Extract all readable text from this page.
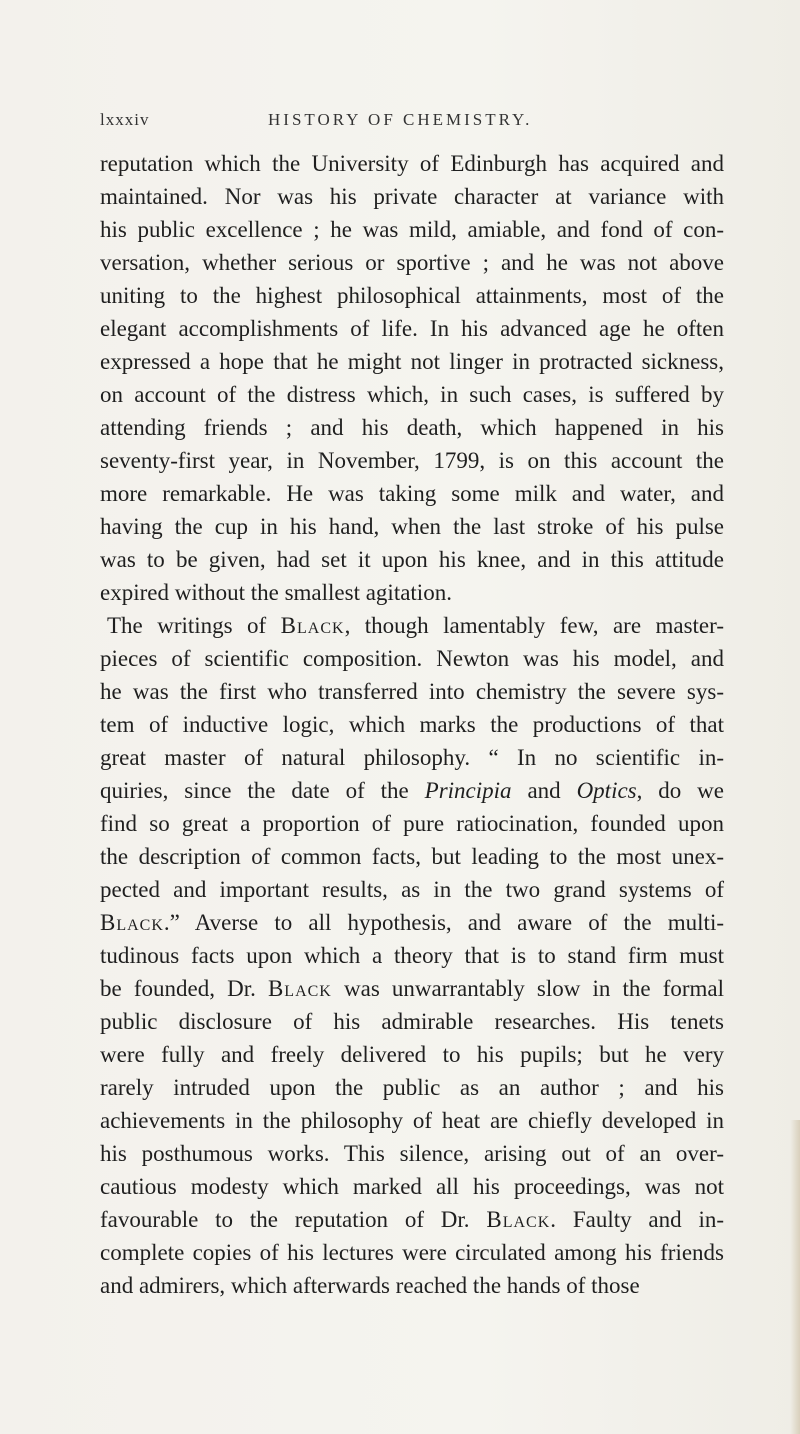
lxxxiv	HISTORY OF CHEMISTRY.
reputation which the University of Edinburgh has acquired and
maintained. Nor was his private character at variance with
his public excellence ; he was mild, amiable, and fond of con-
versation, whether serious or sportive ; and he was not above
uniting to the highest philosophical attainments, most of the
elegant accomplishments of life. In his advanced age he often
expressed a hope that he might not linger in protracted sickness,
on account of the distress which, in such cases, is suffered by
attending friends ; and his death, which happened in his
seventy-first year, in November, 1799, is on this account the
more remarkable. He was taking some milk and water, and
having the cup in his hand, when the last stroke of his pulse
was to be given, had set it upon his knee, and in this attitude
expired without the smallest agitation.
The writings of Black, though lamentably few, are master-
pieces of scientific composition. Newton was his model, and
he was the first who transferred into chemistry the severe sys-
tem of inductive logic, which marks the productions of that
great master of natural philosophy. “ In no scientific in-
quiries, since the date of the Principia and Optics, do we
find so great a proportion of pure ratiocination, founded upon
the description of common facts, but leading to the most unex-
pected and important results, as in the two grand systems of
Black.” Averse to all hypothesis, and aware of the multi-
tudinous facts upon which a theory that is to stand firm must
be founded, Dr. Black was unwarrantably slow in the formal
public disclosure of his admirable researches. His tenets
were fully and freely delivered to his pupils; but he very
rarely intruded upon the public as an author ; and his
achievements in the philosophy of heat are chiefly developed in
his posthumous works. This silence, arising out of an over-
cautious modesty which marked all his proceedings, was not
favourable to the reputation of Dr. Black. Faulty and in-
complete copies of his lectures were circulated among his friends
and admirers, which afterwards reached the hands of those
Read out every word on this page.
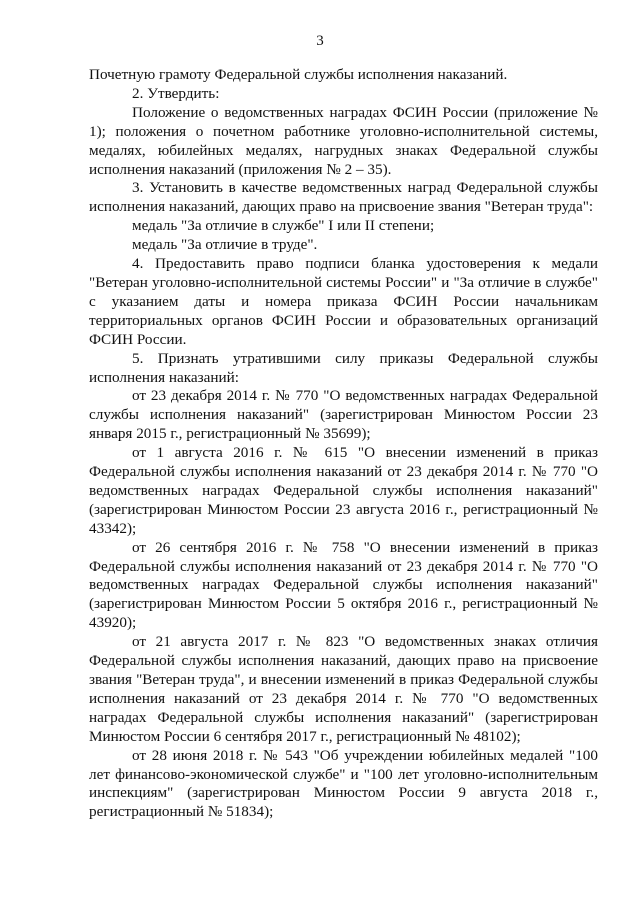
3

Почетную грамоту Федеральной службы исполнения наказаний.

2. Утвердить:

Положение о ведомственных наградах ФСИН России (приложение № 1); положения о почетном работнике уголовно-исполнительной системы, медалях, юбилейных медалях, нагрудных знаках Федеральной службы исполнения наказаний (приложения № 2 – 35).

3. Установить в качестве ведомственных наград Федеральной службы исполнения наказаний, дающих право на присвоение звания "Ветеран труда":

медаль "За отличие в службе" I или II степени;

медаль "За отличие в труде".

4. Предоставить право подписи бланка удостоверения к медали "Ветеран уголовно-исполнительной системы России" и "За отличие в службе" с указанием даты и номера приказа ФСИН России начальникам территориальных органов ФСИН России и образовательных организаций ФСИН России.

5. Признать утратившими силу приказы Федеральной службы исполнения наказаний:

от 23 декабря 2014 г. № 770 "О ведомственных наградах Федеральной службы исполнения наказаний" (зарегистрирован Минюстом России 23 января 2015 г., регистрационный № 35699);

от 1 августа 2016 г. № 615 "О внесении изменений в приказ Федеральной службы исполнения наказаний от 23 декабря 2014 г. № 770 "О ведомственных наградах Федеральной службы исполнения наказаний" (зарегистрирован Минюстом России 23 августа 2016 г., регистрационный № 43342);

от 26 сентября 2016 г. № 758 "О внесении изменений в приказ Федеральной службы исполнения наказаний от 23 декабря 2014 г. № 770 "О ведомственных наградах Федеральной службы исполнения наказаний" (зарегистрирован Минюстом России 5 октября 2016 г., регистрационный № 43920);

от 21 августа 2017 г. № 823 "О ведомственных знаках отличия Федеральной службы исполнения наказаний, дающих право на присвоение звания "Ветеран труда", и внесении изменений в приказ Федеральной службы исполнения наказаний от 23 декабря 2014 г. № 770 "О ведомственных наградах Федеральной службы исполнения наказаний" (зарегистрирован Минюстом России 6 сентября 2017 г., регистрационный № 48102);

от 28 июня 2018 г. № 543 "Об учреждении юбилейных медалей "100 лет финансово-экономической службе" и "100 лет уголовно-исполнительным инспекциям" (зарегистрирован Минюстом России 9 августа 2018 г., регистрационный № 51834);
——
• **PROBLEM STATEMENT**
Quote the data above in full, leaving out the pictures it holds.

• **RESULT OF THIS TASK**
Extract all readable text from this page.
lxxxiv	HISTORY OF CHEMISTRY.
reputation which the University of Edinburgh has acquired and
maintained. Nor was his private character at variance with
his public excellence ; he was mild, amiable, and fond of con-
versation, whether serious or sportive ; and he was not above
uniting to the highest philosophical attainments, most of the
elegant accomplishments of life. In his advanced age he often
expressed a hope that he might not linger in protracted sickness,
on account of the distress which, in such cases, is suffered by
attending friends ; and his death, which happened in his
seventy-first year, in November, 1799, is on this account the
more remarkable. He was taking some milk and water, and
having the cup in his hand, when the last stroke of his pulse
was to be given, had set it upon his knee, and in this attitude
expired without the smallest agitation.
The writings of Black, though lamentably few, are master-
pieces of scientific composition. Newton was his model, and
he was the first who transferred into chemistry the severe sys-
tem of inductive logic, which marks the productions of that
great master of natural philosophy. “ In no scientific in-
quiries, since the date of the Principia and Optics, do we
find so great a proportion of pure ratiocination, founded upon
the description of common facts, but leading to the most unex-
pected and important results, as in the two grand systems of
Black.” Averse to all hypothesis, and aware of the multi-
tudinous facts upon which a theory that is to stand firm must
be founded, Dr. Black was unwarrantably slow in the formal
public disclosure of his admirable researches. His tenets
were fully and freely delivered to his pupils; but he very
rarely intruded upon the public as an author ; and his
achievements in the philosophy of heat are chiefly developed in
his posthumous works. This silence, arising out of an over-
cautious modesty which marked all his proceedings, was not
favourable to the reputation of Dr. Black. Faulty and in-
complete copies of his lectures were circulated among his friends
and admirers, which afterwards reached the hands of those
Read out every word on this page.
3

Почетную грамоту Федеральной службы исполнения наказаний.

2. Утвердить:

Положение о ведомственных наградах ФСИН России (приложение № 1); положения о почетном работнике уголовно-исполнительной системы, медалях, юбилейных медалях, нагрудных знаках Федеральной службы исполнения наказаний (приложения № 2 – 35).

3. Установить в качестве ведомственных наград Федеральной службы исполнения наказаний, дающих право на присвоение звания "Ветеран труда":

медаль "За отличие в службе" I или II степени;

медаль "За отличие в труде".

4. Предоставить право подписи бланка удостоверения к медали "Ветеран уголовно-исполнительной системы России" и "За отличие в службе" с указанием даты и номера приказа ФСИН России начальникам территориальных органов ФСИН России и образовательных организаций ФСИН России.

5. Признать утратившими силу приказы Федеральной службы исполнения наказаний:

от 23 декабря 2014 г. № 770 "О ведомственных наградах Федеральной службы исполнения наказаний" (зарегистрирован Минюстом России 23 января 2015 г., регистрационный № 35699);

от 1 августа 2016 г. № 615 "О внесении изменений в приказ Федеральной службы исполнения наказаний от 23 декабря 2014 г. № 770 "О ведомственных наградах Федеральной службы исполнения наказаний" (зарегистрирован Минюстом России 23 августа 2016 г., регистрационный № 43342);

от 26 сентября 2016 г. № 758 "О внесении изменений в приказ Федеральной службы исполнения наказаний от 23 декабря 2014 г. № 770 "О ведомственных наградах Федеральной службы исполнения наказаний" (зарегистрирован Минюстом России 5 октября 2016 г., регистрационный № 43920);

от 21 августа 2017 г. № 823 "О ведомственных знаках отличия Федеральной службы исполнения наказаний, дающих право на присвоение звания "Ветеран труда", и внесении изменений в приказ Федеральной службы исполнения наказаний от 23 декабря 2014 г. № 770 "О ведомственных наградах Федеральной службы исполнения наказаний" (зарегистрирован Минюстом России 6 сентября 2017 г., регистрационный № 48102);

от 28 июня 2018 г. № 543 "Об учреждении юбилейных медалей "100 лет финансово-экономической службе" и "100 лет уголовно-исполнительным инспекциям" (зарегистрирован Минюстом России 9 августа 2018 г., регистрационный № 51834);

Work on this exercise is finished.